### [SHORT TASK]
Copy out every line in which the string "data" occurs.

### [STORED RECORDS]
□ □ □ □ □ □ □

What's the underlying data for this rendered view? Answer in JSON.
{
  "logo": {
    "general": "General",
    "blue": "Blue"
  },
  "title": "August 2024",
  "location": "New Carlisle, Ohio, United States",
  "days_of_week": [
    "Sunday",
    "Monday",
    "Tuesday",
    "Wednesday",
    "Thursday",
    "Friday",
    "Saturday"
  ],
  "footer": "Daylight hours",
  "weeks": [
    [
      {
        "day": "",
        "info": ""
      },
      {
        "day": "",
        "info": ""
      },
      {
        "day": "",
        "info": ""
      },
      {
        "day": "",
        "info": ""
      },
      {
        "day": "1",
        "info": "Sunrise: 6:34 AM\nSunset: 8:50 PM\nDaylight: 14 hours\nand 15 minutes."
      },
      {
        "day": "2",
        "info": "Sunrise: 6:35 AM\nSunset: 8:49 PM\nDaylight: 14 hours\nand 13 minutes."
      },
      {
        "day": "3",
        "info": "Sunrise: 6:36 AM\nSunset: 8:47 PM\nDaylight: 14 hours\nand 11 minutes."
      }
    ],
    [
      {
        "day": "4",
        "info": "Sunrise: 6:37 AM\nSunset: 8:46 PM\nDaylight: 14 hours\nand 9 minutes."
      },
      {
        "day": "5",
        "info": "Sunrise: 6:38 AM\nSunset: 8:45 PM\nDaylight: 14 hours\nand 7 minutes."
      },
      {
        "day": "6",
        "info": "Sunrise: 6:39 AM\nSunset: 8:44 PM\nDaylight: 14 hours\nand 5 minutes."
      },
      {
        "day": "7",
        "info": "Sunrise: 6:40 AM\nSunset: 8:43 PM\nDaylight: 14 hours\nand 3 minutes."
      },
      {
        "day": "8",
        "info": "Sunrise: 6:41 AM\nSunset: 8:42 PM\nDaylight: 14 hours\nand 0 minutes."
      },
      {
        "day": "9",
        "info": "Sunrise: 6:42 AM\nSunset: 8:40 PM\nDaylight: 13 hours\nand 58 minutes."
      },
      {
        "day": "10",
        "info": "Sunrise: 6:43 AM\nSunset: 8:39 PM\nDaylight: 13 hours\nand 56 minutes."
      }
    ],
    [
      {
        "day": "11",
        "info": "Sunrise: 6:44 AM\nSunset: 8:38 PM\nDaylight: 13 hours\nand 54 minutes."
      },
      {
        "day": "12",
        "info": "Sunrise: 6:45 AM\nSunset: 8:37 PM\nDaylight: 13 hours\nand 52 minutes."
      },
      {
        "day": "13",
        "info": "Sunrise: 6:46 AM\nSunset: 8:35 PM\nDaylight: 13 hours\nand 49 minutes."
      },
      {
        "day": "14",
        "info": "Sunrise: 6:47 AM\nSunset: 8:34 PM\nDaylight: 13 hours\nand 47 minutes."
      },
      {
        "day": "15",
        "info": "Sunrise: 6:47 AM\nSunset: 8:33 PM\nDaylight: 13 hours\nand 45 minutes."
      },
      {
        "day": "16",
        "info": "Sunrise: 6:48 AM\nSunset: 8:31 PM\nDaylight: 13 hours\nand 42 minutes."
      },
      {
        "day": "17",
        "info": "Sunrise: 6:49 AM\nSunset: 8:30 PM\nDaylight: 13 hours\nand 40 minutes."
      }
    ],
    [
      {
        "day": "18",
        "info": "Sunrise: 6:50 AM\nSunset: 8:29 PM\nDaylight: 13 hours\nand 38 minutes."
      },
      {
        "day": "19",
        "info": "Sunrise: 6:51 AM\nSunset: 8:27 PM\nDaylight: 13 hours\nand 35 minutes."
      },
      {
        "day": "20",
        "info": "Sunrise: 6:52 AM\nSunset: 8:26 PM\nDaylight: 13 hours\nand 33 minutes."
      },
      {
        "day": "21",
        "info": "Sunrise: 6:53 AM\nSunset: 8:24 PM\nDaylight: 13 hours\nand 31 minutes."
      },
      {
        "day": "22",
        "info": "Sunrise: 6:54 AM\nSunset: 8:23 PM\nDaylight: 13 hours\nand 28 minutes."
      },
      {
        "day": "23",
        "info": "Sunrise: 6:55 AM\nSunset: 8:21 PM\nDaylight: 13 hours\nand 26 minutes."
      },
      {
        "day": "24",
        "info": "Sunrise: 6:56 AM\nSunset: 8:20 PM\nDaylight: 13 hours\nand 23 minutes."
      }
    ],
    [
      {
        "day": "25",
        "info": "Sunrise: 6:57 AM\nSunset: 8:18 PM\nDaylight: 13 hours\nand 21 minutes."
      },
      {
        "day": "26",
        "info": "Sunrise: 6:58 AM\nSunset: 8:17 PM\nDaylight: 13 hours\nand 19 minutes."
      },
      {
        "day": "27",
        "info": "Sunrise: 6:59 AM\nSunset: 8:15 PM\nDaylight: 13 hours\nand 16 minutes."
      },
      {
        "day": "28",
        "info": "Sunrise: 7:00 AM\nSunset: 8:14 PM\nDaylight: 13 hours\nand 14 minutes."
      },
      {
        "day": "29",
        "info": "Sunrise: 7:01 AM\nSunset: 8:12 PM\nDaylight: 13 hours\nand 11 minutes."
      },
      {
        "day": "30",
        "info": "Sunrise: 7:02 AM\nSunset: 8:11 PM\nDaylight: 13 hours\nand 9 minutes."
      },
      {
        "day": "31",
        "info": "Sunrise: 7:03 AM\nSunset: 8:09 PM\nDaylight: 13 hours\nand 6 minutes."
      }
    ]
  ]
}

□ □ □ □ □ □ □

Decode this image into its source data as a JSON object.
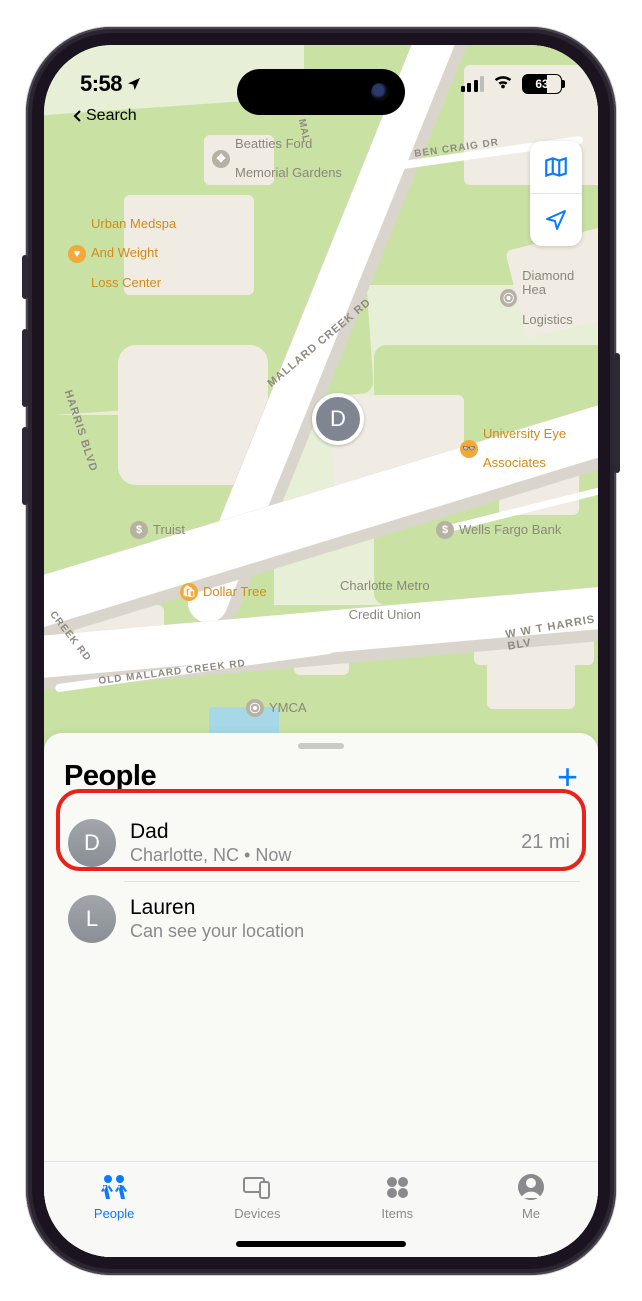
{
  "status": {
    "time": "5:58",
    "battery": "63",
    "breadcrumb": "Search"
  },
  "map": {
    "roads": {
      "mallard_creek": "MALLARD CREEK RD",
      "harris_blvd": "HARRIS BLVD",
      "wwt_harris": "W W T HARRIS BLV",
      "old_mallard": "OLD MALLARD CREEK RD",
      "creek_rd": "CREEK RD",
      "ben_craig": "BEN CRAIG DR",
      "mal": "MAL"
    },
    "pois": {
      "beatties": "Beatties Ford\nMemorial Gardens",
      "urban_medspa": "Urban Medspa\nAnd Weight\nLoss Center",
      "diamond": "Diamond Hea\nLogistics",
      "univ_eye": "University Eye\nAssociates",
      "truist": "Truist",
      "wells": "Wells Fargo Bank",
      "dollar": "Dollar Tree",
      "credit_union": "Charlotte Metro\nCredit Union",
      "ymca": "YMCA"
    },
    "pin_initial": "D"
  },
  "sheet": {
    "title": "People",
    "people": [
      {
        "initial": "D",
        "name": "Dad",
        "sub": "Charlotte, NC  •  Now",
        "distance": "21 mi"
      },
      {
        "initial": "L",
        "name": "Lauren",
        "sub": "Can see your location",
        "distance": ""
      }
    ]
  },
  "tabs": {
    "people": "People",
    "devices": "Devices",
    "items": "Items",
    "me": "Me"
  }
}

□ □ □ □ □ □ □

### [THE REPLY]
What's the underlying data for this rendered view? Answer in JSON.
Decode this image into its source data as a JSON object.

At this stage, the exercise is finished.